Exercise brief: Find every line in the records below that contains the word "JSON", and copy each such line.
---
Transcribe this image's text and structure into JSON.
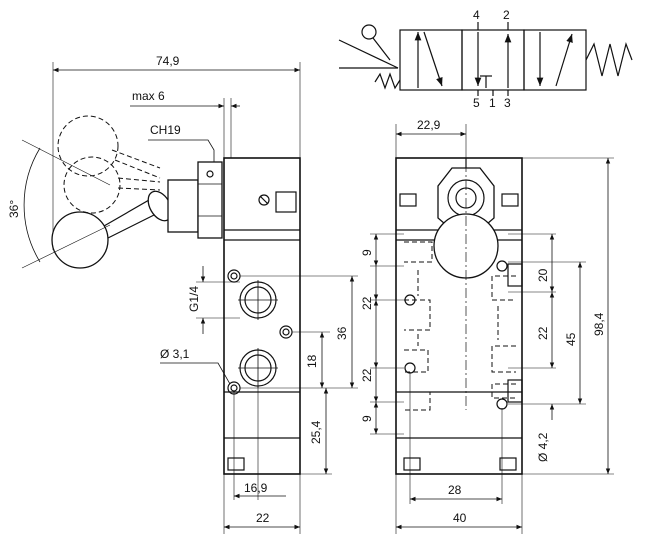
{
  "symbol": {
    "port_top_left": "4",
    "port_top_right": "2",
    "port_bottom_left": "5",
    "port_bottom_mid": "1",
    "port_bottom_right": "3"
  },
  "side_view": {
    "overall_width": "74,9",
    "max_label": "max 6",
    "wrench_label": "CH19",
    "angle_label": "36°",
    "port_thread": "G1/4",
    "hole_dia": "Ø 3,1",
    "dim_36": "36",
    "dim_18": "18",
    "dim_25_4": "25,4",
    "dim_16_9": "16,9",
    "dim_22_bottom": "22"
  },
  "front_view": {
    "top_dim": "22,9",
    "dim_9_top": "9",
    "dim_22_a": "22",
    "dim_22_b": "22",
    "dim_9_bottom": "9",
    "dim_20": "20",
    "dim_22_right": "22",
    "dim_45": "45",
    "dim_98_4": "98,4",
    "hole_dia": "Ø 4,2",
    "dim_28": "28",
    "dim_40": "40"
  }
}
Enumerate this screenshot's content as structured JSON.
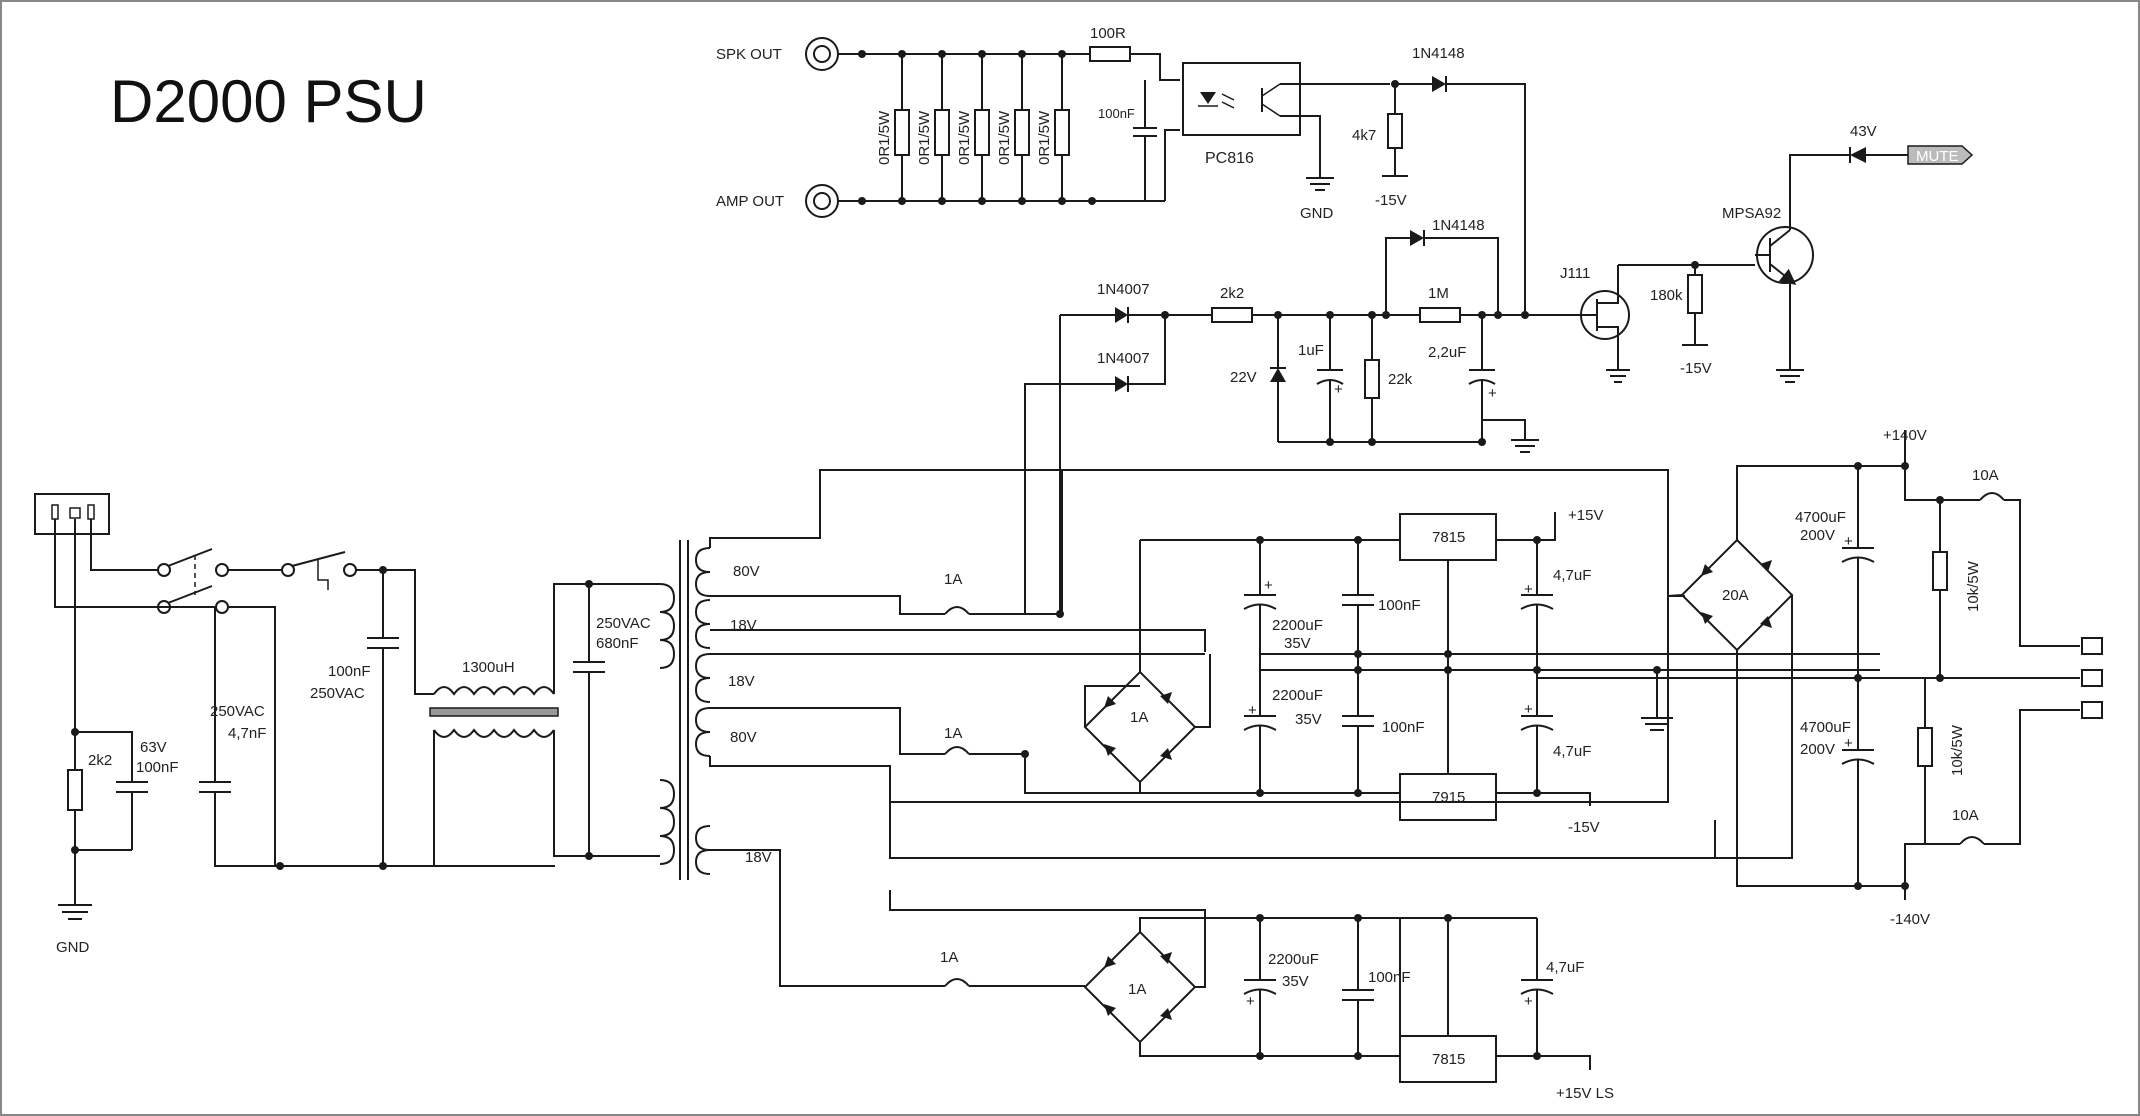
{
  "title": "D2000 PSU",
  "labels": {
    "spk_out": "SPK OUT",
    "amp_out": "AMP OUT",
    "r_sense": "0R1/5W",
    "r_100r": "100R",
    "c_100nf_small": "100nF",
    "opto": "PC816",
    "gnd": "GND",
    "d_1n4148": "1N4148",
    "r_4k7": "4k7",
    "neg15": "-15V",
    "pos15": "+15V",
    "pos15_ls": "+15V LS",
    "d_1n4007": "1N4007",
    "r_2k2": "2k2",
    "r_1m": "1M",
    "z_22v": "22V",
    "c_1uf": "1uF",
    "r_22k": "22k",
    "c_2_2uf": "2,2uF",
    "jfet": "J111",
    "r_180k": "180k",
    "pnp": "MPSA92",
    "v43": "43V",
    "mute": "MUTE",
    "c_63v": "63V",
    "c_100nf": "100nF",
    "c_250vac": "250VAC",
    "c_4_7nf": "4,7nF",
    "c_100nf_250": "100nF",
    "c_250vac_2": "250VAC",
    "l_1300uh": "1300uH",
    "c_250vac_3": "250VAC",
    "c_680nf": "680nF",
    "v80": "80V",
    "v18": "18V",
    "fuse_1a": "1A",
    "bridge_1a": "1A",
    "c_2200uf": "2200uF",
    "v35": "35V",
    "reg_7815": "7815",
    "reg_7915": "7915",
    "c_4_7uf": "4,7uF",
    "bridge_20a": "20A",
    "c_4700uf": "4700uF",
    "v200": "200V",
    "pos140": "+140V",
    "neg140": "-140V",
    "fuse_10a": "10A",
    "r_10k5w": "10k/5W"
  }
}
---
Answer to the exercise:
Transcribe this image's text and structure into JSON.
Enumerate this screenshot's content as structured JSON.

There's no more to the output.